[Begin TASK DATA]
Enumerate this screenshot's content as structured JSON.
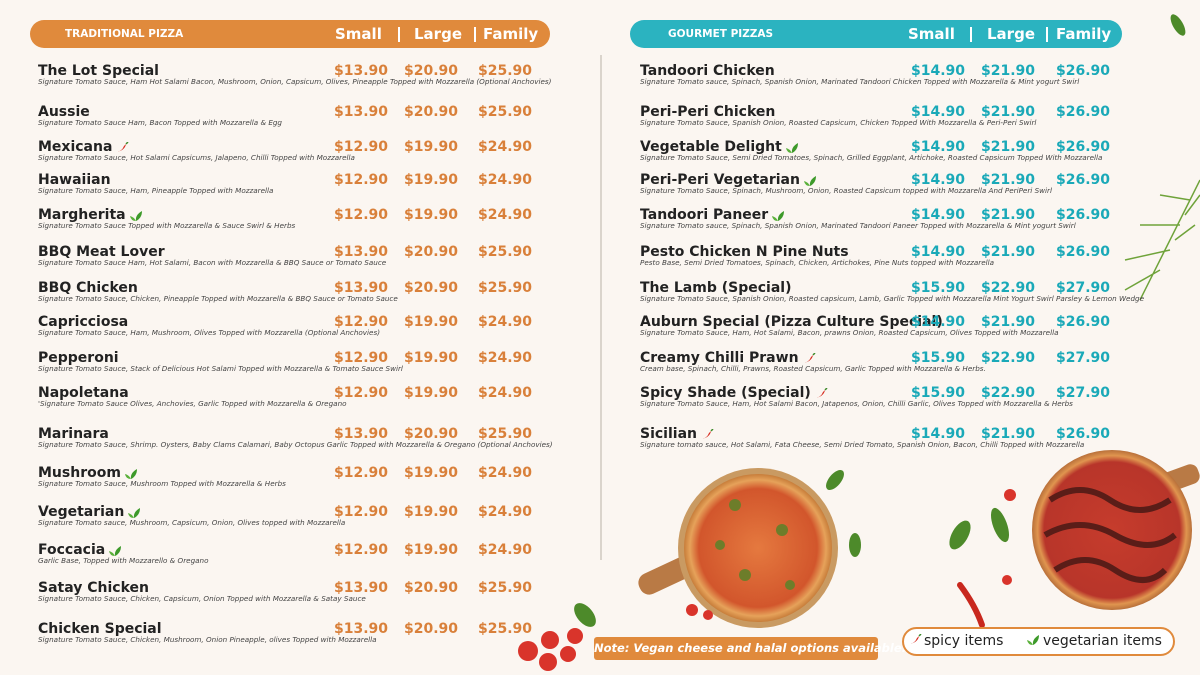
{
  "sections": [
    {
      "title": "TRADITIONAL PIZZA",
      "sizes": [
        "Small",
        "Large",
        "Family"
      ],
      "items": [
        {
          "name": "The Lot Special",
          "description": "Signature Tomato Sauce, Ham Hot Salami Bacon, Mushroom, Onion, Capsicum, Olives, Pineapple Topped with Mozzarella (Optional Anchovies)",
          "prices": [
            "$13.90",
            "$20.90",
            "$25.90"
          ]
        },
        {
          "name": "Aussie",
          "description": "Signature Tomato Sauce Ham, Bacon Topped with Mozzarella & Egg",
          "prices": [
            "$13.90",
            "$20.90",
            "$25.90"
          ]
        },
        {
          "name": "Mexicana",
          "tag": "spicy",
          "description": "Signature Tomato Sauce, Hot Salami Capsicums, Jalapeno, Chilli Topped with Mozzarella",
          "prices": [
            "$12.90",
            "$19.90",
            "$24.90"
          ]
        },
        {
          "name": "Hawaiian",
          "description": "Signature Tomato Sauce, Ham, Pineapple Topped with Mozzarella",
          "prices": [
            "$12.90",
            "$19.90",
            "$24.90"
          ]
        },
        {
          "name": "Margherita",
          "tag": "vegetarian",
          "description": "Signature Tomato Sauce Topped with Mozzarella & Sauce Swirl & Herbs",
          "prices": [
            "$12.90",
            "$19.90",
            "$24.90"
          ]
        },
        {
          "name": "BBQ Meat Lover",
          "description": "Signature Tomato Sauce Ham, Hot Salami, Bacon with Mozzarella & BBQ Sauce or Tomato Sauce",
          "prices": [
            "$13.90",
            "$20.90",
            "$25.90"
          ]
        },
        {
          "name": "BBQ Chicken",
          "description": "Signature Tomato Sauce, Chicken, Pineapple Topped with Mozzarella & BBQ Sauce or Tomato Sauce",
          "prices": [
            "$13.90",
            "$20.90",
            "$25.90"
          ]
        },
        {
          "name": "Capricciosa",
          "description": "Signature Tomato Sauce, Ham, Mushroom, Olives Topped with Mozzarella (Optional Anchovies)",
          "prices": [
            "$12.90",
            "$19.90",
            "$24.90"
          ]
        },
        {
          "name": "Pepperoni",
          "description": "Signature Tomato Sauce, Stack of Delicious Hot Salami Topped with Mozzarella & Tomato Sauce Swirl",
          "prices": [
            "$12.90",
            "$19.90",
            "$24.90"
          ]
        },
        {
          "name": "Napoletana",
          "description": "'Signature Tomato Sauce Olives, Anchovies, Garlic Topped with Mozzarella & Oregano",
          "prices": [
            "$12.90",
            "$19.90",
            "$24.90"
          ]
        },
        {
          "name": "Marinara",
          "description": "Signature Tomato Sauce, Shrimp. Oysters, Baby Clams Calamari, Baby Octopus Garlic Topped with Mozzarella & Oregano (Optional Anchovies)",
          "prices": [
            "$13.90",
            "$20.90",
            "$25.90"
          ]
        },
        {
          "name": "Mushroom",
          "tag": "vegetarian",
          "description": "Signature Tomato Sauce, Mushroom Topped with Mozzarella & Herbs",
          "prices": [
            "$12.90",
            "$19.90",
            "$24.90"
          ]
        },
        {
          "name": "Vegetarian",
          "tag": "vegetarian",
          "description": "Signature Tomato sauce, Mushroom, Capsicum, Onion, Olives topped with Mozzarella",
          "prices": [
            "$12.90",
            "$19.90",
            "$24.90"
          ]
        },
        {
          "name": "Foccacia",
          "tag": "vegetarian",
          "description": "Garlic Base, Topped with Mozzarello & Oregano",
          "prices": [
            "$12.90",
            "$19.90",
            "$24.90"
          ]
        },
        {
          "name": "Satay Chicken",
          "description": "Signature Tomato Sauce, Chicken, Capsicum, Onion Topped with Mozzarella & Satay Sauce",
          "prices": [
            "$13.90",
            "$20.90",
            "$25.90"
          ]
        },
        {
          "name": "Chicken Special",
          "description": "Signature Tomato Sauce, Chicken, Mushroom, Onion Pineapple, olives Topped with Mozzarella",
          "prices": [
            "$13.90",
            "$20.90",
            "$25.90"
          ]
        }
      ]
    },
    {
      "title": "GOURMET PIZZAS",
      "sizes": [
        "Small",
        "Large",
        "Family"
      ],
      "items": [
        {
          "name": "Tandoori Chicken",
          "description": "Signature Tomato sauce, Spinach, Spanish Onion, Marinated Tandoori Chicken Topped with Mozzarella & Mint yogurt Swirl",
          "prices": [
            "$14.90",
            "$21.90",
            "$26.90"
          ]
        },
        {
          "name": "Peri-Peri Chicken",
          "description": "Signature Tomato Sauce, Spanish Onion, Roasted Capsicum, Chicken Topped With Mozzarella & Peri-Peri Swirl",
          "prices": [
            "$14.90",
            "$21.90",
            "$26.90"
          ]
        },
        {
          "name": "Vegetable Delight",
          "tag": "vegetarian",
          "description": "Signature Tomato Sauce, Semi Dried Tomatoes, Spinach, Grilled Eggplant, Artichoke, Roasted Capsicum Topped With Mozzarella",
          "prices": [
            "$14.90",
            "$21.90",
            "$26.90"
          ]
        },
        {
          "name": "Peri-Peri Vegetarian",
          "tag": "vegetarian",
          "description": "Signature Tomato Sauce, Spinach, Mushroom, Onion, Roasted Capsicum topped with Mozzarella And PeriPeri Swirl",
          "prices": [
            "$14.90",
            "$21.90",
            "$26.90"
          ]
        },
        {
          "name": "Tandoori Paneer",
          "tag": "vegetarian",
          "description": "Signature Tomato sauce, Spinach, Spanish Onion, Marinated Tandoori Paneer Topped with Mozzarella & Mint yogurt Swirl",
          "prices": [
            "$14.90",
            "$21.90",
            "$26.90"
          ]
        },
        {
          "name": "Pesto Chicken N Pine Nuts",
          "description": "Pesto Base, Semi Dried Tomatoes, Spinach, Chicken, Artichokes, Pine Nuts topped with Mozzarella",
          "prices": [
            "$14.90",
            "$21.90",
            "$26.90"
          ]
        },
        {
          "name": "The Lamb (Special)",
          "description": "Signature Tomato Sauce, Spanish Onion, Roasted capsicum, Lamb, Garlic Topped with Mozzarella Mint Yogurt Swirl Parsley & Lemon Wedge",
          "prices": [
            "$15.90",
            "$22.90",
            "$27.90"
          ]
        },
        {
          "name": "Auburn Special (Pizza Culture Special)",
          "description": "Signature Tomato Sauce, Ham, Hot Salami, Bacon, prawns Onion, Roasted Capsicum, Olives Topped with Mozzarella",
          "prices": [
            "$14.90",
            "$21.90",
            "$26.90"
          ]
        },
        {
          "name": "Creamy Chilli Prawn",
          "tag": "spicy",
          "description": "Cream base, Spinach, Chilli, Prawns, Roasted Capsicum, Garlic Topped with Mozzarella & Herbs.",
          "prices": [
            "$15.90",
            "$22.90",
            "$27.90"
          ]
        },
        {
          "name": "Spicy Shade (Special)",
          "tag": "spicy",
          "description": "Signature Tomato Sauce, Ham, Hot Salami Bacon, Jatapenos, Onion, Chilli Garlic, Olives Topped with Mozzarella & Herbs",
          "prices": [
            "$15.90",
            "$22.90",
            "$27.90"
          ]
        },
        {
          "name": "Sicilian",
          "tag": "spicy",
          "description": "Signature tomato sauce, Hot Salami, Fata Cheese, Semi Dried Tomato, Spanish Onion, Bacon, Chilli Topped with Mozzarella",
          "prices": [
            "$14.90",
            "$21.90",
            "$26.90"
          ]
        }
      ]
    }
  ],
  "note": "Note: Vegan cheese and halal options available.",
  "legend": {
    "spicy": "spicy items",
    "vegetarian": "vegetarian items"
  }
}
[End TASK DATA]
## SET TASK
Filter the records, keeping only lines that contain "Marinated", and show those lines.

## COMPLETE ANSWER
          "description": "Signature Tomato sauce, Spinach, Spanish Onion, Marinated Tandoori Chicken Topped with Mozzarella & Mint yogurt Swirl",
          "description": "Signature Tomato sauce, Spinach, Spanish Onion, Marinated Tandoori Paneer Topped with Mozzarella & Mint yogurt Swirl",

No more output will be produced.